SHORT EXERCISE: Records follow. Pull out every line that contains "with".

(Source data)
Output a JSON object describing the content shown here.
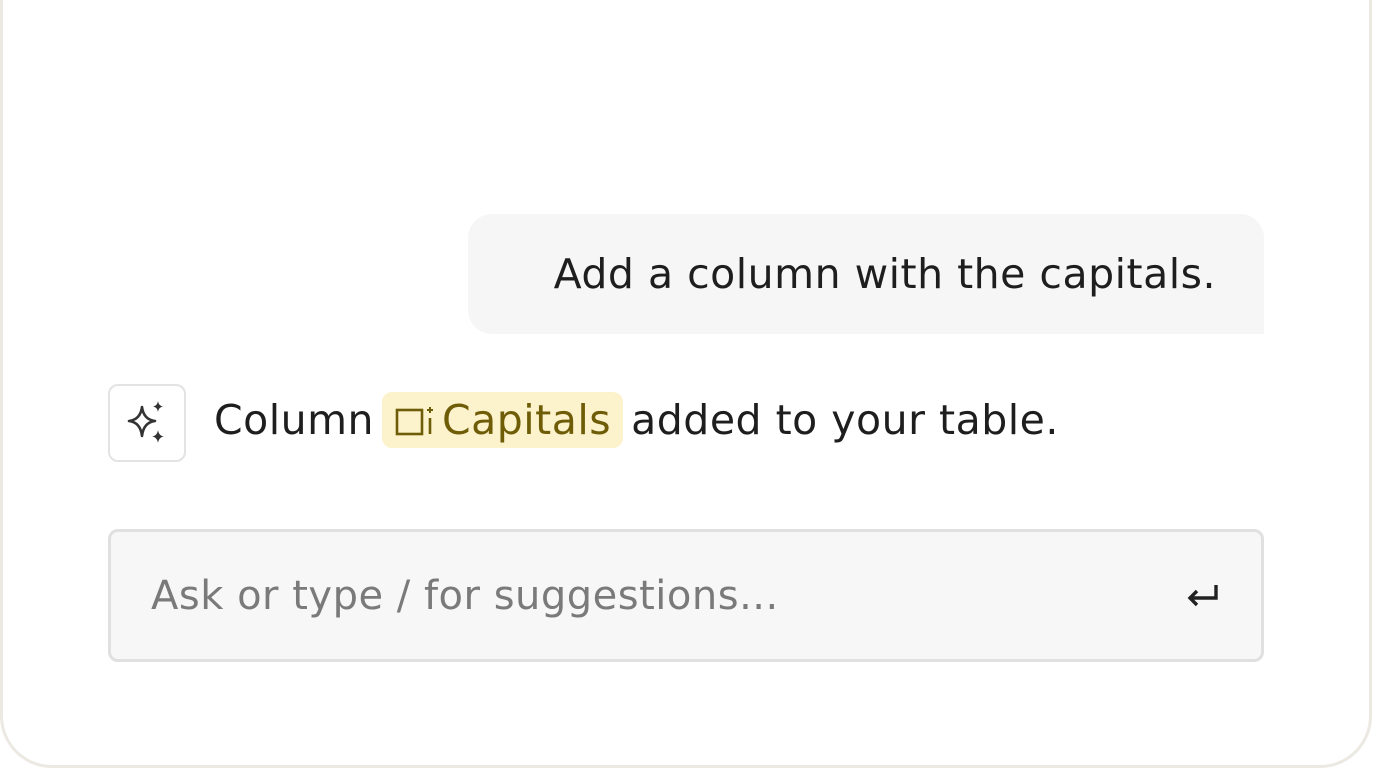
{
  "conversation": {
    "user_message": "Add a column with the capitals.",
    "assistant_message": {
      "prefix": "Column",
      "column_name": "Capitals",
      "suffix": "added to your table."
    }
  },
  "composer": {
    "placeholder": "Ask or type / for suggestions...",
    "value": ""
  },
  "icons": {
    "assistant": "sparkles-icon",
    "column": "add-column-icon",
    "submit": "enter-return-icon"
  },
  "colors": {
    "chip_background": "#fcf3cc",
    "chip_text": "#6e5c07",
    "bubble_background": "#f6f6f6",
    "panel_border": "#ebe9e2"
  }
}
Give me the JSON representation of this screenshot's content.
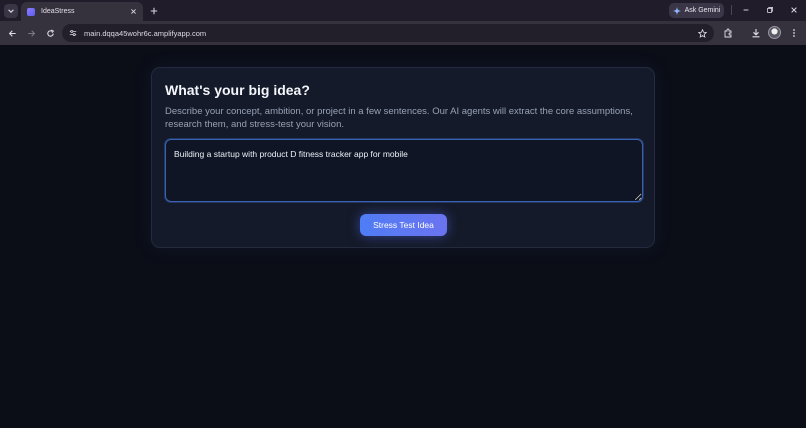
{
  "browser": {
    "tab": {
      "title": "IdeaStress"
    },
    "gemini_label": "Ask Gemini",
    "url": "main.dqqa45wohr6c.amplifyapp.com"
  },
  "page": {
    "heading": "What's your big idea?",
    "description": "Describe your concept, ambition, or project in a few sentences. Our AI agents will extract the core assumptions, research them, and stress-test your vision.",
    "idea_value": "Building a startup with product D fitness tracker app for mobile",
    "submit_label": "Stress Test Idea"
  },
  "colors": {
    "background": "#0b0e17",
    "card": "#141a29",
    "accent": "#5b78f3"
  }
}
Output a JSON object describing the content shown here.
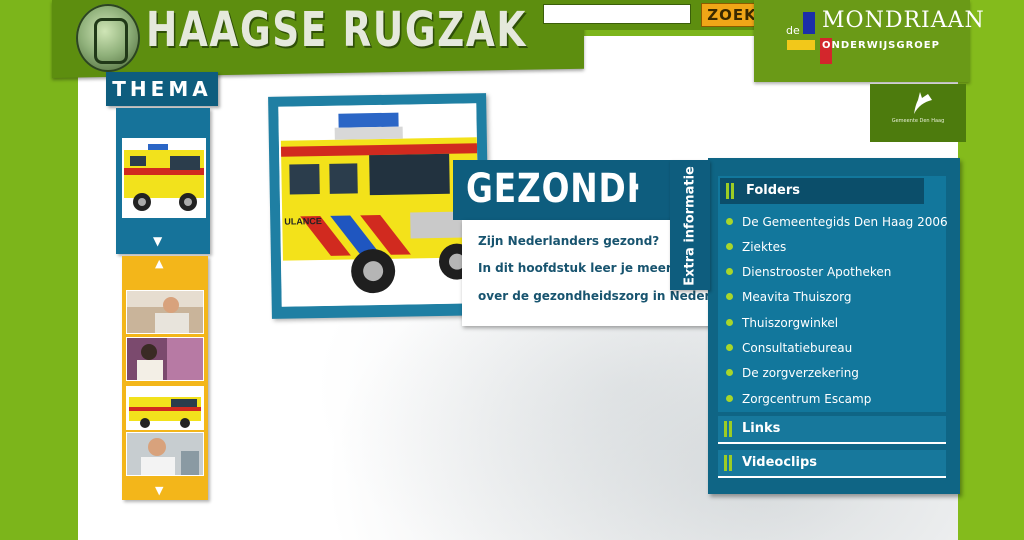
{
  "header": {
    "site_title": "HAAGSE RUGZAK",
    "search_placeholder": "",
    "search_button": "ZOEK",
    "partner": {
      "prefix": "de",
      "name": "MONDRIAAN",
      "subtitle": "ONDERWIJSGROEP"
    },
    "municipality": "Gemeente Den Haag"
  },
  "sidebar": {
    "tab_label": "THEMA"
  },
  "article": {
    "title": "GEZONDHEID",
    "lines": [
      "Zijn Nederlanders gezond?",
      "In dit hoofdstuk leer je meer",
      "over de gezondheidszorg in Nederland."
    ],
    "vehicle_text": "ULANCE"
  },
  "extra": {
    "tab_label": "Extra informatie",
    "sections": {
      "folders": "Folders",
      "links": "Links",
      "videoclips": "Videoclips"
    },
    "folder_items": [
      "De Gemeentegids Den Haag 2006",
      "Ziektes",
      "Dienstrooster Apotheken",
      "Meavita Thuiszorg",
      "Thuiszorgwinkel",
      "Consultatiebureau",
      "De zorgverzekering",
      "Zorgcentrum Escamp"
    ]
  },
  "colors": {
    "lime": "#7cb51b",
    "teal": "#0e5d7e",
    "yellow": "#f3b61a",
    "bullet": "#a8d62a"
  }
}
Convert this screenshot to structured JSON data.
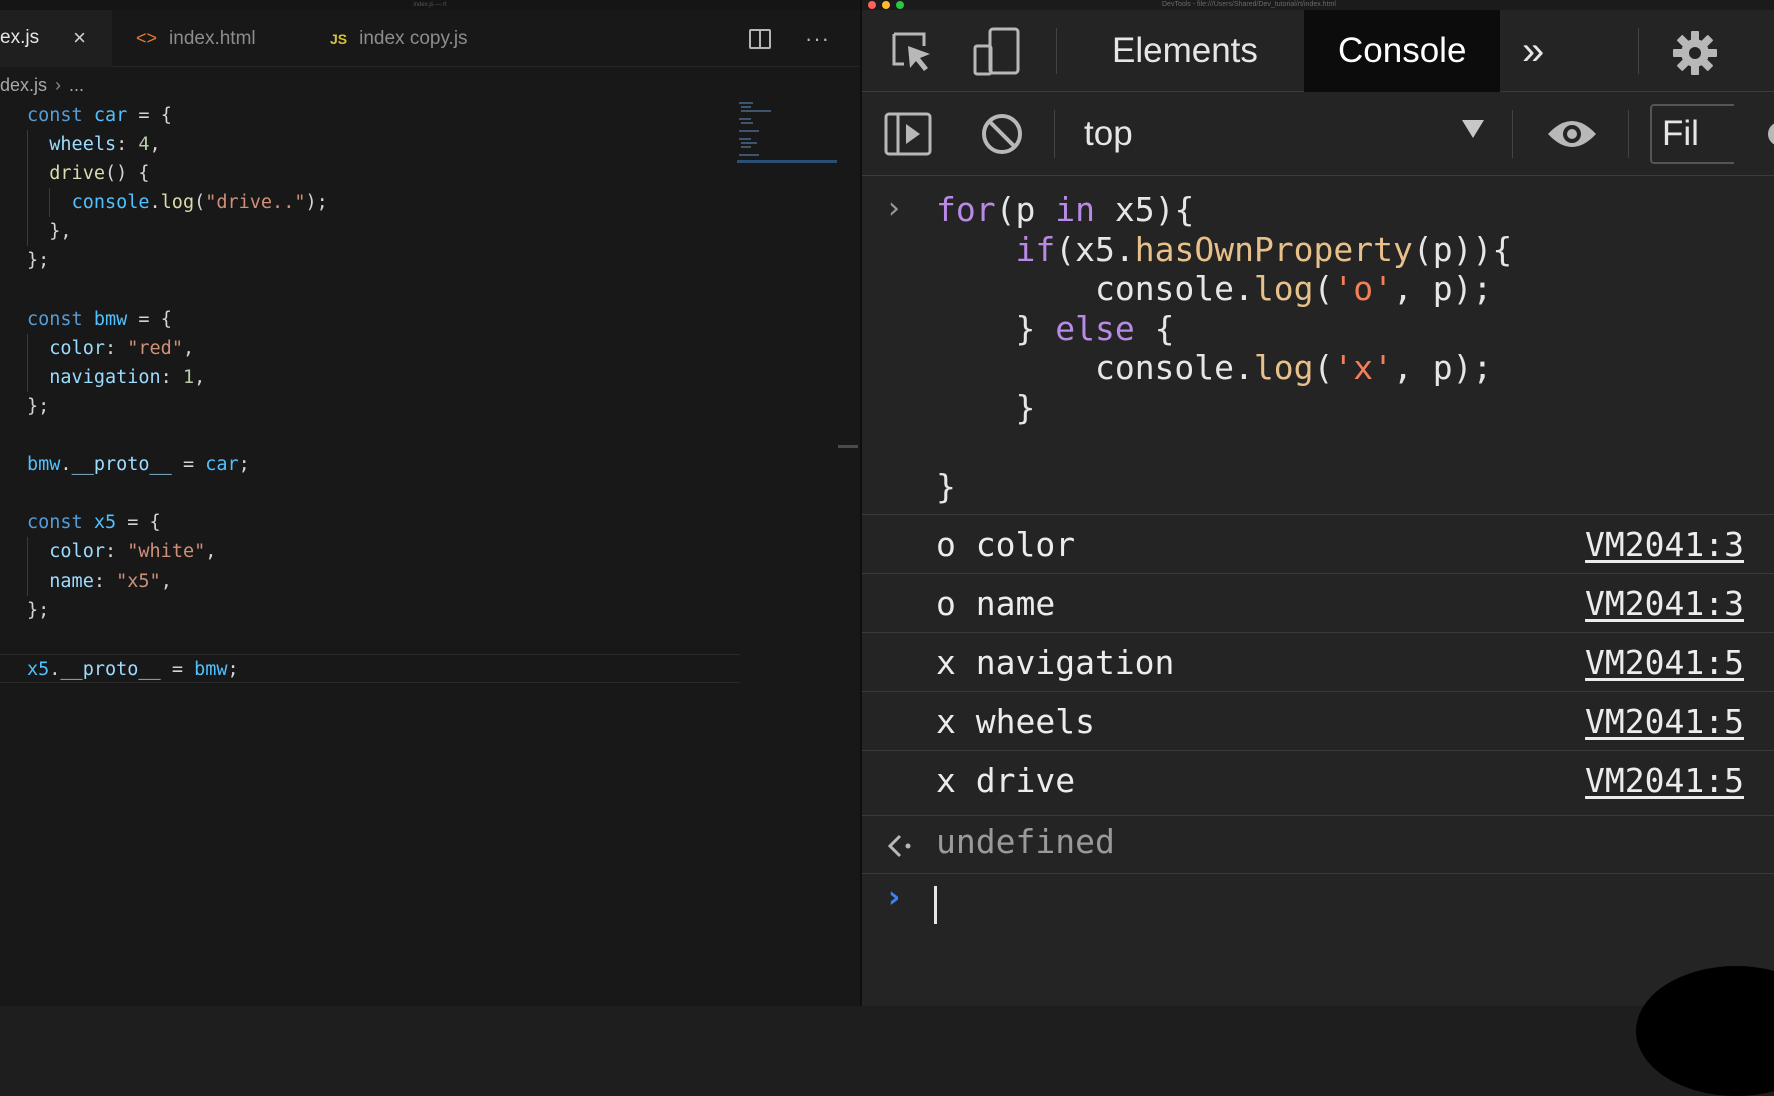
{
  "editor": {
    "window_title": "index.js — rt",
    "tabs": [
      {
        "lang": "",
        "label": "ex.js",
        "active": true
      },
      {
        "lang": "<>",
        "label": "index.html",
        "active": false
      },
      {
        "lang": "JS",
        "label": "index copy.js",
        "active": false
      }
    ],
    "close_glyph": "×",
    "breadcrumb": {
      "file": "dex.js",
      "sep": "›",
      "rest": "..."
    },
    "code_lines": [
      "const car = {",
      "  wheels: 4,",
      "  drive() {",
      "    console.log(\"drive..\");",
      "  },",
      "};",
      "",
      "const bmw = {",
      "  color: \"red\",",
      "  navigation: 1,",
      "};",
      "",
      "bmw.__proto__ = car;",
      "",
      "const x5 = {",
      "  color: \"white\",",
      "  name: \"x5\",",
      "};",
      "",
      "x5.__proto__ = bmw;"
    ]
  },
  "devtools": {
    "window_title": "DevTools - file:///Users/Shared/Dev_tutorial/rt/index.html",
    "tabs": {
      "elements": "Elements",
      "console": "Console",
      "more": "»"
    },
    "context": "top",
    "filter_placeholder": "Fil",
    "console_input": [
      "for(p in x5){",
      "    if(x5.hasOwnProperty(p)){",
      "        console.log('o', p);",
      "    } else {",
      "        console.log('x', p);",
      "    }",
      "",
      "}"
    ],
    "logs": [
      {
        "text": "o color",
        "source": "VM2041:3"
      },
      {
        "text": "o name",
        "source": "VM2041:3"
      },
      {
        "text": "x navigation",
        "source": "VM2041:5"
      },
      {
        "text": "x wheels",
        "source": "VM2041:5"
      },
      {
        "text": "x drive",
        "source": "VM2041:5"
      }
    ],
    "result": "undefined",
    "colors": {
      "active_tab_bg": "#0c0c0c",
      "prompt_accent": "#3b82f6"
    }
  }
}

FULL SOLUTION:
    "user_message": "Add a column with the capitals.",
    "idea_value": "Building a startup with product D fitness tracker app for mobile",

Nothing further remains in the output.